§ Your goal: What lines of the data include the string "JSON"? Copy them all.

§ Provided data:
********

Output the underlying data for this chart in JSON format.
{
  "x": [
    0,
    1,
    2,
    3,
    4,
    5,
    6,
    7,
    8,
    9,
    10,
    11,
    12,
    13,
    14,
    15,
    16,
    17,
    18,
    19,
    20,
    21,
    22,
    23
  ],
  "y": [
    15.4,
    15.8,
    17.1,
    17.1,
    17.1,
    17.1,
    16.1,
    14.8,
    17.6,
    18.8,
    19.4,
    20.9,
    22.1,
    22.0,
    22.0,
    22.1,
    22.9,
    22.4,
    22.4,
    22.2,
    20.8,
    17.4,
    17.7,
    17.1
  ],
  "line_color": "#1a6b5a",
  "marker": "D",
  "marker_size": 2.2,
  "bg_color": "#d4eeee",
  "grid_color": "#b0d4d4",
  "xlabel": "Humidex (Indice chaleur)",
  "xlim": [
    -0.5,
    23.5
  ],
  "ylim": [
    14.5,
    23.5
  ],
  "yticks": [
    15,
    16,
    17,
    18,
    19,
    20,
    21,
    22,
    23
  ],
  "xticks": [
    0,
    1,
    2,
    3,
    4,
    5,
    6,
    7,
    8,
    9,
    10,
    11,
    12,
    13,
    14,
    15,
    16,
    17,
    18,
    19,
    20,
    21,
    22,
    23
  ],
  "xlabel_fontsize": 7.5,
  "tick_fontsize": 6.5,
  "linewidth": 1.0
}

********

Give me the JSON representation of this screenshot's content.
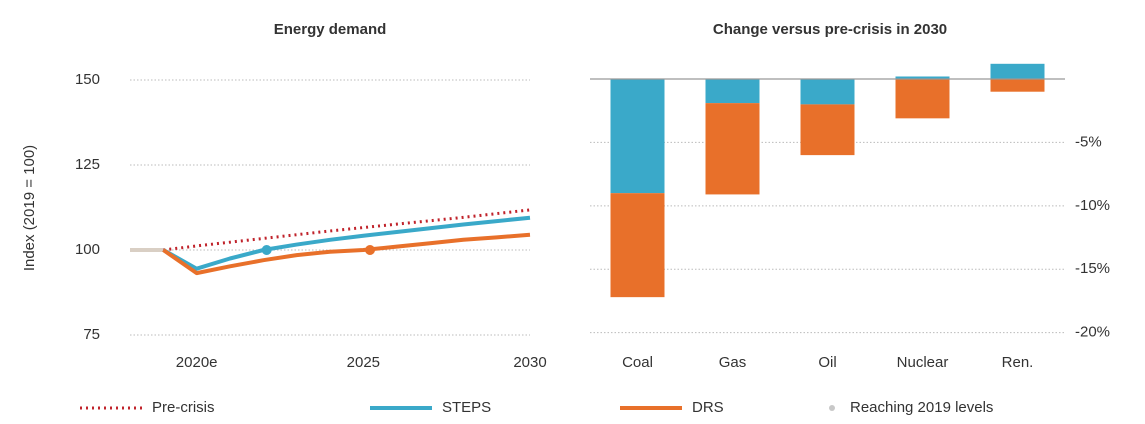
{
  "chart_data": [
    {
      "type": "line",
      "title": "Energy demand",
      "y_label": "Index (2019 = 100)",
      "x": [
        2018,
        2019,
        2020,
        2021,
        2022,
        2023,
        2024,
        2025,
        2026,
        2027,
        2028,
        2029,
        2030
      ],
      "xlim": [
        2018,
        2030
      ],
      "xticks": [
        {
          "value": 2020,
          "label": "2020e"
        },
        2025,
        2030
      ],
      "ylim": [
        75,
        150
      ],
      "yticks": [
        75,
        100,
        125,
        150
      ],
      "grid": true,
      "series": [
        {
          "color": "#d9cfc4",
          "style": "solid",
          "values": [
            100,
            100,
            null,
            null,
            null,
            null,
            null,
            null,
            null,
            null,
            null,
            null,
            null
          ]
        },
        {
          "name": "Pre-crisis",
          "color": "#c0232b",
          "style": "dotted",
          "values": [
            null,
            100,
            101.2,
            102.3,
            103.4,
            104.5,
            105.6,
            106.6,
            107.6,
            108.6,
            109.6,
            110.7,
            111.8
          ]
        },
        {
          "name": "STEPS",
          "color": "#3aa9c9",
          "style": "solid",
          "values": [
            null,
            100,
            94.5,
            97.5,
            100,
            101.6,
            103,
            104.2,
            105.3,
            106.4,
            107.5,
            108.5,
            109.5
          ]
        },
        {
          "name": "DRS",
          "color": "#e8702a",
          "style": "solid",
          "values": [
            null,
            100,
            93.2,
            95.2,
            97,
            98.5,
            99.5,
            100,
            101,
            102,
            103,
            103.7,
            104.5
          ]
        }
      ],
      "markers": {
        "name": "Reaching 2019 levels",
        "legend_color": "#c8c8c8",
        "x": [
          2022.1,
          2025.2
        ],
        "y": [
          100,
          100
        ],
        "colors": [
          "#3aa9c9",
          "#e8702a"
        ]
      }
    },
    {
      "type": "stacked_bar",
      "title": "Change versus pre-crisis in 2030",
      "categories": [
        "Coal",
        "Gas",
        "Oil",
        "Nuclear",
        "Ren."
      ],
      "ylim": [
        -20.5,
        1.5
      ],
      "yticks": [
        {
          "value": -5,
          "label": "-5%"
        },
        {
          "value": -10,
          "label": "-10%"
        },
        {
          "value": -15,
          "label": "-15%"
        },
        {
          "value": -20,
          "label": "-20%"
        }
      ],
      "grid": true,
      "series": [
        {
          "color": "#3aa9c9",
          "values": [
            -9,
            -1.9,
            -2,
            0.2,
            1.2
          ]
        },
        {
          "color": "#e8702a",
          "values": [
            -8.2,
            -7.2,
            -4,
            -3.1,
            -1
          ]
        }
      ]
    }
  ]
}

********

§ The solution:
Output the underlying data for this chart in JSON format.
Give me the JSON representation of this screenshot's content.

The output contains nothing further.